--- BEGIN TASK DATA ---

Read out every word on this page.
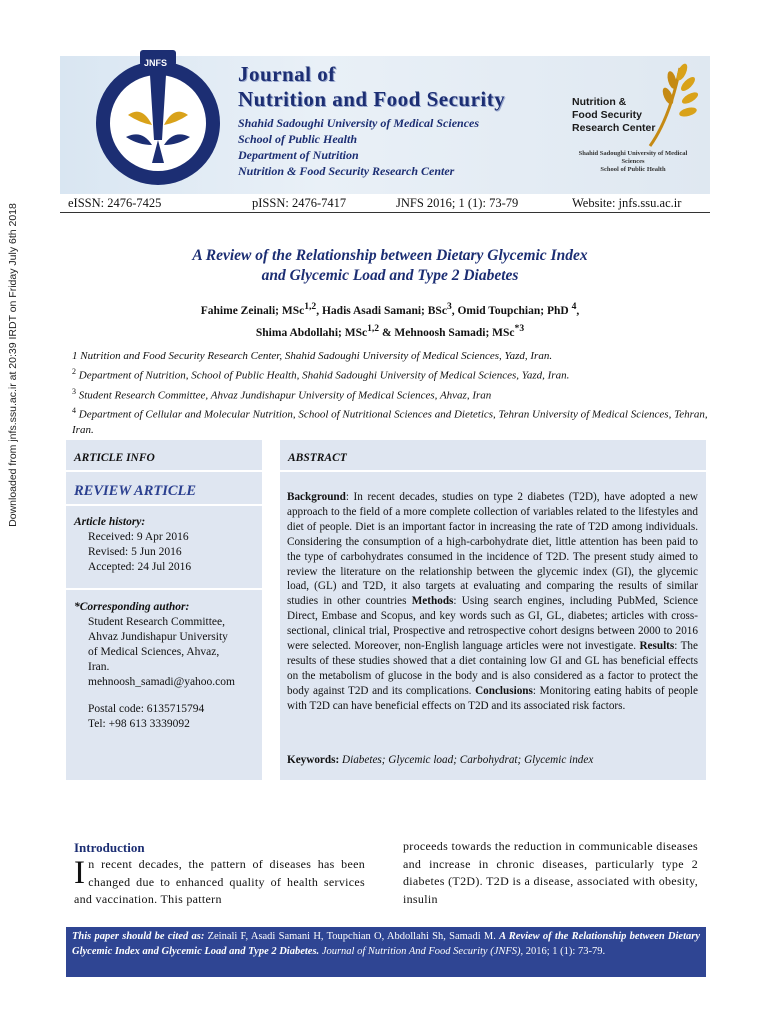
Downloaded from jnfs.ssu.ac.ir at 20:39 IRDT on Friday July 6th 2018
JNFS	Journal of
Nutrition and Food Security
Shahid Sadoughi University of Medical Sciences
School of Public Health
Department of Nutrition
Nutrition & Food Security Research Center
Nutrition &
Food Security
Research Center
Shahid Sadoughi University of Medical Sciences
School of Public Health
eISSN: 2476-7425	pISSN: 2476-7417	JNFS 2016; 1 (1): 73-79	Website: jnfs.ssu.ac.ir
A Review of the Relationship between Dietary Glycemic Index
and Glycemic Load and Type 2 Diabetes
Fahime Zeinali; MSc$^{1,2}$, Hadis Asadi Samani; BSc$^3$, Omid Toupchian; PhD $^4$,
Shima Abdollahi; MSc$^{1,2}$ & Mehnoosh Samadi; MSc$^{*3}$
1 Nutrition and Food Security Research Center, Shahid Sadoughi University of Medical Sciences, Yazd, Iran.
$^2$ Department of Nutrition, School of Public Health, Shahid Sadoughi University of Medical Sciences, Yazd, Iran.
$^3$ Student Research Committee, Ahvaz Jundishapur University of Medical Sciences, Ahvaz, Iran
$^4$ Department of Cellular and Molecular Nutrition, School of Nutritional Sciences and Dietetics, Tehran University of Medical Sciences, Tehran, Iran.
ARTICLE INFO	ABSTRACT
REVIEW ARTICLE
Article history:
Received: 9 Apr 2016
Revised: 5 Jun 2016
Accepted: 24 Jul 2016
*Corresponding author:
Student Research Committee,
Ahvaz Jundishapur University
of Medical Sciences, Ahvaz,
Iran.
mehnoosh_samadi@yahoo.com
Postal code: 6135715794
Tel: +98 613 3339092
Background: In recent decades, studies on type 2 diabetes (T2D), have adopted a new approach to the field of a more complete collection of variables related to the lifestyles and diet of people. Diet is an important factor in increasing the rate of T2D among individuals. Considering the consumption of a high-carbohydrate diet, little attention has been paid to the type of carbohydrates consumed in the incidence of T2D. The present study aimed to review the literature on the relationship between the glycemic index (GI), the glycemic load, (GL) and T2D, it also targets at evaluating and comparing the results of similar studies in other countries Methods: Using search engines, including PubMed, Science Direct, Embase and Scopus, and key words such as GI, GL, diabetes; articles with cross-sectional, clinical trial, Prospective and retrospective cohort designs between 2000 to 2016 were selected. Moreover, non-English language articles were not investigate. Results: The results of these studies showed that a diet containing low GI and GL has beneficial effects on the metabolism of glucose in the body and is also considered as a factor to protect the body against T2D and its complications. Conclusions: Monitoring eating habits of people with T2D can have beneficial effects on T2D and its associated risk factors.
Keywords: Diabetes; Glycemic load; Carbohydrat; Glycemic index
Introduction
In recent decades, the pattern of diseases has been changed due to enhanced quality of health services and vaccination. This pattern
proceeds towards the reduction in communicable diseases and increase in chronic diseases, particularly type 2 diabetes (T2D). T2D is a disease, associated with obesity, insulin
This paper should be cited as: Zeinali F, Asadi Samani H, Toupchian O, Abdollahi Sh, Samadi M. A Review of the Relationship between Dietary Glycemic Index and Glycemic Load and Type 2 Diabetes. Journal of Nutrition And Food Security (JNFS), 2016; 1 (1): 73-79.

--- END TASK DATA ---
--- BEGIN TASK DATA ---

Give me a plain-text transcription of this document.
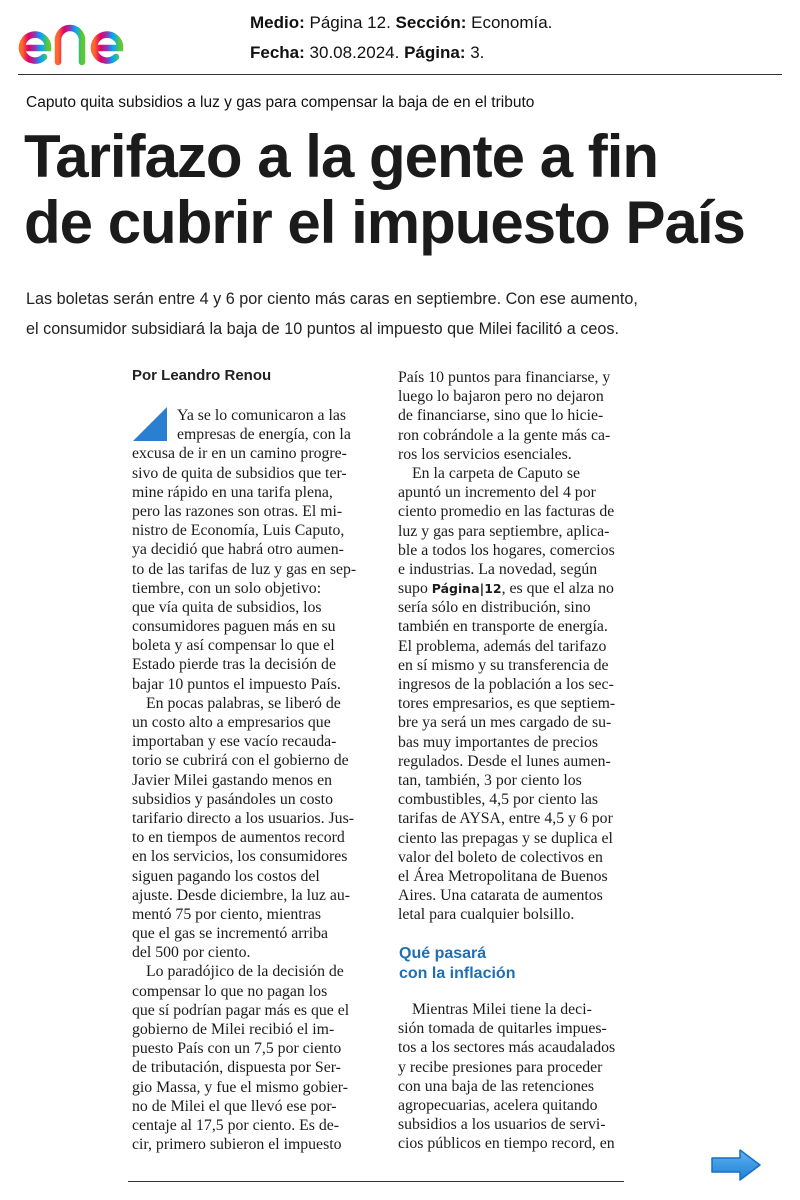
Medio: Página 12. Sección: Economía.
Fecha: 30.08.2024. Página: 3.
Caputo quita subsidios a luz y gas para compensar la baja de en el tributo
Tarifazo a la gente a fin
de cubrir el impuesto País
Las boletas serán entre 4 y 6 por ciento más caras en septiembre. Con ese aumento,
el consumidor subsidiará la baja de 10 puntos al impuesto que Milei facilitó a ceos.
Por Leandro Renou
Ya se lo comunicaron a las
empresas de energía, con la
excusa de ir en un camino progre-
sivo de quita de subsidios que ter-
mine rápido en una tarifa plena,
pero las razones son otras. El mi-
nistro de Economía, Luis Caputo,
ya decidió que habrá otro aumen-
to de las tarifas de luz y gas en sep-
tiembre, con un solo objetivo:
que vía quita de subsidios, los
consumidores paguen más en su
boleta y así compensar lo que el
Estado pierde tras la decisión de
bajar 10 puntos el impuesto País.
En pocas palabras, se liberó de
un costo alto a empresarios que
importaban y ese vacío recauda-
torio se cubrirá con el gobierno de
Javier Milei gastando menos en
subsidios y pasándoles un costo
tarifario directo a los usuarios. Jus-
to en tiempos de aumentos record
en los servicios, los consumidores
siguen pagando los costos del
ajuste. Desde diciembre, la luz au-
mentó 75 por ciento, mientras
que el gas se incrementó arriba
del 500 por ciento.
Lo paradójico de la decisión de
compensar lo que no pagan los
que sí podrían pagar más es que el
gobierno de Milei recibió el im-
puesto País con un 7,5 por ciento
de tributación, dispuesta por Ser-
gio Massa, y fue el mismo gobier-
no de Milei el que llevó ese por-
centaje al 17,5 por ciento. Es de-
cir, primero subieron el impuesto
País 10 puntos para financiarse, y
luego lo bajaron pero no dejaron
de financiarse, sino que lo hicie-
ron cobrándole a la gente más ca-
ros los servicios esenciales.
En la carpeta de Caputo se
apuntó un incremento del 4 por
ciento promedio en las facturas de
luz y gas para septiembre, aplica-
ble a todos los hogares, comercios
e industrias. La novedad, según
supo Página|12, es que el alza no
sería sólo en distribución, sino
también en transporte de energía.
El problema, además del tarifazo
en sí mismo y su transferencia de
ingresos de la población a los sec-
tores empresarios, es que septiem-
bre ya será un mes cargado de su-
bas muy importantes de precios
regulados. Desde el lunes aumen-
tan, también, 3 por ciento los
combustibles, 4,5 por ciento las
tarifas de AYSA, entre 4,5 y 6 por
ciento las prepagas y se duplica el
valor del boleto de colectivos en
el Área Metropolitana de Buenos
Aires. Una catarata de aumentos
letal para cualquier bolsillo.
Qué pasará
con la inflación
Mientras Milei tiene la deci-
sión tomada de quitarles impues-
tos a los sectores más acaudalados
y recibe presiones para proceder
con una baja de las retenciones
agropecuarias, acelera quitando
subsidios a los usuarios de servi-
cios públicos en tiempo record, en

--- END TASK DATA ---

THE REQUEST: Across the material above, how many lines include the string "impuesto"? Only the number is wanted.

RESULT: 4